Problem details:
Pick out every line with the word "경영진을" and copy it.
┄┄┄┄┄┄┄┄┄┄┄┄┄┄┄┄┄┄┄┄
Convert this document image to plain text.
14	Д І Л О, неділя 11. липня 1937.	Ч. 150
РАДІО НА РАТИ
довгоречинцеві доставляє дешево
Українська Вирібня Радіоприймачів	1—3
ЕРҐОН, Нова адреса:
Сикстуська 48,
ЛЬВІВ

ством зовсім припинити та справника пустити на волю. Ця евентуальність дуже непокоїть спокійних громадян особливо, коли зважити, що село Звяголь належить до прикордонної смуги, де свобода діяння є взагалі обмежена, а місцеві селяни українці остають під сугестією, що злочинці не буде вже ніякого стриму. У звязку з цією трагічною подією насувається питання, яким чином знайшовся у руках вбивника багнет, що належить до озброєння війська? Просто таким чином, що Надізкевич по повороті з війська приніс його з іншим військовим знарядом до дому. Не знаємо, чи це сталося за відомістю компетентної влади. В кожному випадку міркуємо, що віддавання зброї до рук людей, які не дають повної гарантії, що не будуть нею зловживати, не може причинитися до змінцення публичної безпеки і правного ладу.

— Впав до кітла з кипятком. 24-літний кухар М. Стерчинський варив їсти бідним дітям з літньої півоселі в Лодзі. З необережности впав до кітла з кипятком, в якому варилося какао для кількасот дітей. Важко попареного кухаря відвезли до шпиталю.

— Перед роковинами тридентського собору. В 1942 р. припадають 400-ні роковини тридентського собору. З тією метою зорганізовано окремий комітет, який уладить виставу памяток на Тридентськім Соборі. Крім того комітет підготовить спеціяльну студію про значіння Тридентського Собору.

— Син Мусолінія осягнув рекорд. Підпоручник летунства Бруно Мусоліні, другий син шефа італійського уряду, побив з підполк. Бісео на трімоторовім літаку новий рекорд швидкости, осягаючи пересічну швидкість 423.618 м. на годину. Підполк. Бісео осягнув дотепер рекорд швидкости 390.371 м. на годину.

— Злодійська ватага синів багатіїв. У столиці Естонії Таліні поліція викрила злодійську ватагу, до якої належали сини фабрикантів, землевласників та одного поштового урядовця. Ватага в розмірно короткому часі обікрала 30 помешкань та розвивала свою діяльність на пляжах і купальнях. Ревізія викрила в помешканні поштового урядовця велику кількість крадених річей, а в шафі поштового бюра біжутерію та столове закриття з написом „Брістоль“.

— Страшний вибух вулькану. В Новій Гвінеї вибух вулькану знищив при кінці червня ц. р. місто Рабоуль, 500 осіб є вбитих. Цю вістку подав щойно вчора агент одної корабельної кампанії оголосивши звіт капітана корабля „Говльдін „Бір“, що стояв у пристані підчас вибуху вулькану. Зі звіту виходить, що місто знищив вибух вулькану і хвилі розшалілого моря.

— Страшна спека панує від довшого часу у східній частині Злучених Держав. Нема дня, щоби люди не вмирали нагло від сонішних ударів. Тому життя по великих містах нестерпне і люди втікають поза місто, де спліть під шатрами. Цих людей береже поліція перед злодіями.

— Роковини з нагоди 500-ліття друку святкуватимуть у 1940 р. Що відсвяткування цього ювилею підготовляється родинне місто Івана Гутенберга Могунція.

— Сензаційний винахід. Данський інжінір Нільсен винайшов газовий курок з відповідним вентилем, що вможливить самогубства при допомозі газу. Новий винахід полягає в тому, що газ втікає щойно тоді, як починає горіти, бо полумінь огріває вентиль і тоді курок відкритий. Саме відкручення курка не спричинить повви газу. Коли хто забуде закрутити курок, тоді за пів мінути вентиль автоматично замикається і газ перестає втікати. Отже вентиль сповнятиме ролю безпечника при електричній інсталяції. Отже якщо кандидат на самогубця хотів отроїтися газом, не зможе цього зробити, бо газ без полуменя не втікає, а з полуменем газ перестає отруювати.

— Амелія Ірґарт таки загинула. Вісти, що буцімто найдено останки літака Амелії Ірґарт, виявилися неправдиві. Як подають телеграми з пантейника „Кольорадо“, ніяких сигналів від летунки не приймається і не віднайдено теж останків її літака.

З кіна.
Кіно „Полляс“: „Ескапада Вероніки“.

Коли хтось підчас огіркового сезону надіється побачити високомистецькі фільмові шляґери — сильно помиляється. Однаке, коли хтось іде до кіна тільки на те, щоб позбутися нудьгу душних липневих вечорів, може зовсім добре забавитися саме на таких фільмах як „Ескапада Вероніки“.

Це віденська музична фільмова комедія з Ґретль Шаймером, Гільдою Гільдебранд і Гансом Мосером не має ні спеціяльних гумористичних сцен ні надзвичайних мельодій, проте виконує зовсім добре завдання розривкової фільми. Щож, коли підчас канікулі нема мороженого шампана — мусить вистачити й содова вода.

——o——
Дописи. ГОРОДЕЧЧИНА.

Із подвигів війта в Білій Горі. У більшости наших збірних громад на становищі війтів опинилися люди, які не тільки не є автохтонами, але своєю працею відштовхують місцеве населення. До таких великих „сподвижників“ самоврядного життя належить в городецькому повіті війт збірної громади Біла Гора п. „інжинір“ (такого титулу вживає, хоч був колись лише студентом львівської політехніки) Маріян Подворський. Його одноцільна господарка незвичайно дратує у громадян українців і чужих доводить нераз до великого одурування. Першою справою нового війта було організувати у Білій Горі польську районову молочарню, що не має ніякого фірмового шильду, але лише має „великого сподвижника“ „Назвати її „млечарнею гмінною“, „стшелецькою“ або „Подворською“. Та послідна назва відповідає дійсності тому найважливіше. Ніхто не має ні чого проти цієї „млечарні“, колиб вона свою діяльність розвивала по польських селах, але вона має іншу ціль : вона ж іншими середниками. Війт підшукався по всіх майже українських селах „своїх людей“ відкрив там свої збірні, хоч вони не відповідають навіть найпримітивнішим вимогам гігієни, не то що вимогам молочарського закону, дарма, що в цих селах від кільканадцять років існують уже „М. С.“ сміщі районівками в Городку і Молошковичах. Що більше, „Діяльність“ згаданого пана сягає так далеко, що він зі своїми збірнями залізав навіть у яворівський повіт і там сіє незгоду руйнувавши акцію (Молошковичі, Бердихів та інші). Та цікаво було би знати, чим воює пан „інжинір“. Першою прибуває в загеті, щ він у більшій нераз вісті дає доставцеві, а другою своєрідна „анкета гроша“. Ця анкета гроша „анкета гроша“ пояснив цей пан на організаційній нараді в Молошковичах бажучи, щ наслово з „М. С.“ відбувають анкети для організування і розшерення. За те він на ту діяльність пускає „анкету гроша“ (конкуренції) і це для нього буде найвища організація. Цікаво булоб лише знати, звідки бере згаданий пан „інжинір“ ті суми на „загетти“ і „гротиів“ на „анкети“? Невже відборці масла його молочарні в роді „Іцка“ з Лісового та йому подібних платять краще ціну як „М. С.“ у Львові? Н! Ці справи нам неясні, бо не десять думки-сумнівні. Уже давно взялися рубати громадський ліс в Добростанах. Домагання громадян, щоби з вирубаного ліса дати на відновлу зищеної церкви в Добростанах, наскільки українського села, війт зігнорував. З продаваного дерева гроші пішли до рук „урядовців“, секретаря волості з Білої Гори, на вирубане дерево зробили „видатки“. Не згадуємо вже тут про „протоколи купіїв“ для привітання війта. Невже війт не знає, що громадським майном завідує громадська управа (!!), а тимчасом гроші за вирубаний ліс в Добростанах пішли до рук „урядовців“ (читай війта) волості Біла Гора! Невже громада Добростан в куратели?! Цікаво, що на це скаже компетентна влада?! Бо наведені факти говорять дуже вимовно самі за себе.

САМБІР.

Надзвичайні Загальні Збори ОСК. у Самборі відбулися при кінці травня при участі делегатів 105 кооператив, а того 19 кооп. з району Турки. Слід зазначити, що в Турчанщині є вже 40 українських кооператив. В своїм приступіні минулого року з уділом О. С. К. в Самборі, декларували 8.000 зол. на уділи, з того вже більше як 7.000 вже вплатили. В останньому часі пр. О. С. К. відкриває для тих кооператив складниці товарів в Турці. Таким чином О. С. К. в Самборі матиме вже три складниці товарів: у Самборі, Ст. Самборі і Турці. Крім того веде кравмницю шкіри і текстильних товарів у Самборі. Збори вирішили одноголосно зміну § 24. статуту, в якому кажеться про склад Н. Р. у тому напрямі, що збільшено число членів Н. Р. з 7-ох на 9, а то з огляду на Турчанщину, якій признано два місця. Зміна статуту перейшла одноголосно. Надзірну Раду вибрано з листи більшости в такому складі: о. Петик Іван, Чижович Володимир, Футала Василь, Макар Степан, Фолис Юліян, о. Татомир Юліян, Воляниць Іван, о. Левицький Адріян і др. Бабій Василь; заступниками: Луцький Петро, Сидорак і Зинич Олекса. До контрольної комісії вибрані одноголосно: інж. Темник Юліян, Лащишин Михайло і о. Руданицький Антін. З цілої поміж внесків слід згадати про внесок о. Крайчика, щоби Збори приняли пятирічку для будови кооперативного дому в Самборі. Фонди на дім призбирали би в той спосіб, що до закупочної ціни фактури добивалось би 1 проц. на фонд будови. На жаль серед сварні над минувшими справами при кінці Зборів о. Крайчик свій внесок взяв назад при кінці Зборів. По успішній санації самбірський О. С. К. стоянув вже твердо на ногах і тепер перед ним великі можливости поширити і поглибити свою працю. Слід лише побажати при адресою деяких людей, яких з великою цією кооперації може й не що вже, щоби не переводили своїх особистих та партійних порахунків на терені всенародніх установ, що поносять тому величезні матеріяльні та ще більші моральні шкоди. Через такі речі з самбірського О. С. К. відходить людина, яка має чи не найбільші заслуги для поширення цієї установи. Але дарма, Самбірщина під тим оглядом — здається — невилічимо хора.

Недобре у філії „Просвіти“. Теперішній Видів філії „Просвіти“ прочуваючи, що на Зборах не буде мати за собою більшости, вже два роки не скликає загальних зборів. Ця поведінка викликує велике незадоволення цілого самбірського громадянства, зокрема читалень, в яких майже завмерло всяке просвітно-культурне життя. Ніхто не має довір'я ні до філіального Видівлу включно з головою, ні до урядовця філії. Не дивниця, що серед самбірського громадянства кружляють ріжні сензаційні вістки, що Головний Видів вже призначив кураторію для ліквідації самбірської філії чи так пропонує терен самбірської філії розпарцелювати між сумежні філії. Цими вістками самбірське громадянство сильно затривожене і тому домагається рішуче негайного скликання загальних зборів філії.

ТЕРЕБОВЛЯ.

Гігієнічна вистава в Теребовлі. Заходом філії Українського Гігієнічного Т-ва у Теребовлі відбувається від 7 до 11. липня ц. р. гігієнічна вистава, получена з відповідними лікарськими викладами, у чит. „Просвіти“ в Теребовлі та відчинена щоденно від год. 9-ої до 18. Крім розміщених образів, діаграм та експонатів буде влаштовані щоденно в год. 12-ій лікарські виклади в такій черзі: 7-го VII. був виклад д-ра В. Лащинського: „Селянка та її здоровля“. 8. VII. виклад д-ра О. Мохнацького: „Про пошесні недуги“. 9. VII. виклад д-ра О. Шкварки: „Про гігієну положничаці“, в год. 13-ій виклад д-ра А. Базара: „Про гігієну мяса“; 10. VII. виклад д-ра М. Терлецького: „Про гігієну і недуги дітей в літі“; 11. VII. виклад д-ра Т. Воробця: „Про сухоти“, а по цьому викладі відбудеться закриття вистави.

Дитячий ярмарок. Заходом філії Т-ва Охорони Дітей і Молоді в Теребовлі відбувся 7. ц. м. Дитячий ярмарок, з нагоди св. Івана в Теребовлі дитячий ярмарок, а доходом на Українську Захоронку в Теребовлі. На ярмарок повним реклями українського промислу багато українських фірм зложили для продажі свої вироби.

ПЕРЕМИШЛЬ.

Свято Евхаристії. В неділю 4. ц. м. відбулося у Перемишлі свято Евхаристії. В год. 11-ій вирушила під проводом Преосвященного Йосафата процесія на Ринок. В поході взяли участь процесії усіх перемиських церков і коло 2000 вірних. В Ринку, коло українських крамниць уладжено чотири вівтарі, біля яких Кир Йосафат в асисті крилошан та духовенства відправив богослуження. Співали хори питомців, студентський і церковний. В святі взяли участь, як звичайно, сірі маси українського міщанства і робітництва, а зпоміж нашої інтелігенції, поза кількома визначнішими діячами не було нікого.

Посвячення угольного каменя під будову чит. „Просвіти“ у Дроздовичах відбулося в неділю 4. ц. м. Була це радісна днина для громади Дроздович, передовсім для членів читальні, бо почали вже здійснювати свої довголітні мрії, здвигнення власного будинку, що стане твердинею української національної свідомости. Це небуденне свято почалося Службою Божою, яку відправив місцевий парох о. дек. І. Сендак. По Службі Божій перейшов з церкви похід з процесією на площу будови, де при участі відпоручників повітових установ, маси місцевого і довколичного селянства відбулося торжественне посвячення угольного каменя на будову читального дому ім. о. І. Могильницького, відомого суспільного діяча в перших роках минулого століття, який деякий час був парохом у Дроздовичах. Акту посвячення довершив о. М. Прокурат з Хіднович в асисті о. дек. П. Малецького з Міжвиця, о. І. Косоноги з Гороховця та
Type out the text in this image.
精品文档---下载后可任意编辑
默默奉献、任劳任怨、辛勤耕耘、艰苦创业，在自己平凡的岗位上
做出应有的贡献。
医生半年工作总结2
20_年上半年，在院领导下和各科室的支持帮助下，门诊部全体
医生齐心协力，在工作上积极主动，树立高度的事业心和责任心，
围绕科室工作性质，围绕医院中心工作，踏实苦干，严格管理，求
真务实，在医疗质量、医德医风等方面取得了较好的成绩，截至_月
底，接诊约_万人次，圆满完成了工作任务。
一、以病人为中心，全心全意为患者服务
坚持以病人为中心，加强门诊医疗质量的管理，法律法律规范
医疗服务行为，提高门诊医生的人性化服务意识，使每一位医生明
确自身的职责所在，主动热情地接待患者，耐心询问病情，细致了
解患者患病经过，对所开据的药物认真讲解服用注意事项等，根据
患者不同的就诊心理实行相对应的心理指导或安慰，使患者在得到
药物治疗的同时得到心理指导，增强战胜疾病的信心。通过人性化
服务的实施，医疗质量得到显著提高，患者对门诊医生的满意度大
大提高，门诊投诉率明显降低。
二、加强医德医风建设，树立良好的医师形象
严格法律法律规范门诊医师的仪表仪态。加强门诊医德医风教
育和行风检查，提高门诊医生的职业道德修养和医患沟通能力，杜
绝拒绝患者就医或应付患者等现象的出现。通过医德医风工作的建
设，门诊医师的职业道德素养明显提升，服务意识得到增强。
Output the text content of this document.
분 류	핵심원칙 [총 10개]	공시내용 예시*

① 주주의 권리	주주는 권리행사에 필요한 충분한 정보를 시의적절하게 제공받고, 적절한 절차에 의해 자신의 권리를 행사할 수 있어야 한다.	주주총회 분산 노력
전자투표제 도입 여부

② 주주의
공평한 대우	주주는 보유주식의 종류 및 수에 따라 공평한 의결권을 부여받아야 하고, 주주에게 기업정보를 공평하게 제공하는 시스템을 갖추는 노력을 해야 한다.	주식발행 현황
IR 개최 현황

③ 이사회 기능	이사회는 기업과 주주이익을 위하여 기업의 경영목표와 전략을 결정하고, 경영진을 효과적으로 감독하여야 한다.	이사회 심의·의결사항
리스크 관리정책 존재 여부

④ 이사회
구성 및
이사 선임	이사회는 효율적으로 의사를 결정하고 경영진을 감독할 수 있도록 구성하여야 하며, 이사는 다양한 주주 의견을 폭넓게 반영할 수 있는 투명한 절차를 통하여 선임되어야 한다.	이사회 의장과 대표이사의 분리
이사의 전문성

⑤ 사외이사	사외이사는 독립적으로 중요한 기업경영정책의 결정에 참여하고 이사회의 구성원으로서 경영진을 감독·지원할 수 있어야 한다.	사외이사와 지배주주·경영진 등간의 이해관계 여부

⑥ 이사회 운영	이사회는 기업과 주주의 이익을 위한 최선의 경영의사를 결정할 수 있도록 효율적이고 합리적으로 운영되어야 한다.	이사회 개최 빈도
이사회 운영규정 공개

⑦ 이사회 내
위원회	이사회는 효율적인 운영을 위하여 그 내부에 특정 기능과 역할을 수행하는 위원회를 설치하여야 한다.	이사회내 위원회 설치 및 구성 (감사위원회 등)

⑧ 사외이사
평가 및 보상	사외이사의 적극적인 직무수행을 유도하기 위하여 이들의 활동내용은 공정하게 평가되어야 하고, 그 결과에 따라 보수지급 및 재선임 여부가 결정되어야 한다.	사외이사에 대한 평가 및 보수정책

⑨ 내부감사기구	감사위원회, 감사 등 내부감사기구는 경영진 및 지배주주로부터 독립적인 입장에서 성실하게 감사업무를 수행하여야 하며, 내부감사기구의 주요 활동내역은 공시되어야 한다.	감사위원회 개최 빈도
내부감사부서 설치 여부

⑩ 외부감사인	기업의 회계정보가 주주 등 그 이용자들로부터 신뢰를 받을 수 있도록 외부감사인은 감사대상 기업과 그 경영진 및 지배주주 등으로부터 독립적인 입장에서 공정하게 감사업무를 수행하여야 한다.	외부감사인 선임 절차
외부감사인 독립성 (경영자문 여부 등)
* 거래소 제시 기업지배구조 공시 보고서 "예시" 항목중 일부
┄┄┄┄┄┄┄┄┄┄┄┄┄┄┄┄┄┄┄┄
Answer below:
③ 이사회 기능	이사회는 기업과 주주이익을 위하여 기업의 경영목표와 전략을 결정하고, 경영진을 효과적으로 감독하여야 한다.	이사회 심의·의결사항
이사 선임	이사회는 효율적으로 의사를 결정하고 경영진을 감독할 수 있도록 구성하여야 하며, 이사는 다양한 주주 의견을 폭넓게 반영할 수 있는 투명한 절차를 통하여 선임되어야 한다.	이사회 의장과 대표이사의 분리
⑤ 사외이사	사외이사는 독립적으로 중요한 기업경영정책의 결정에 참여하고 이사회의 구성원으로서 경영진을 감독·지원할 수 있어야 한다.	사외이사와 지배주주·경영진 등간의 이해관계 여부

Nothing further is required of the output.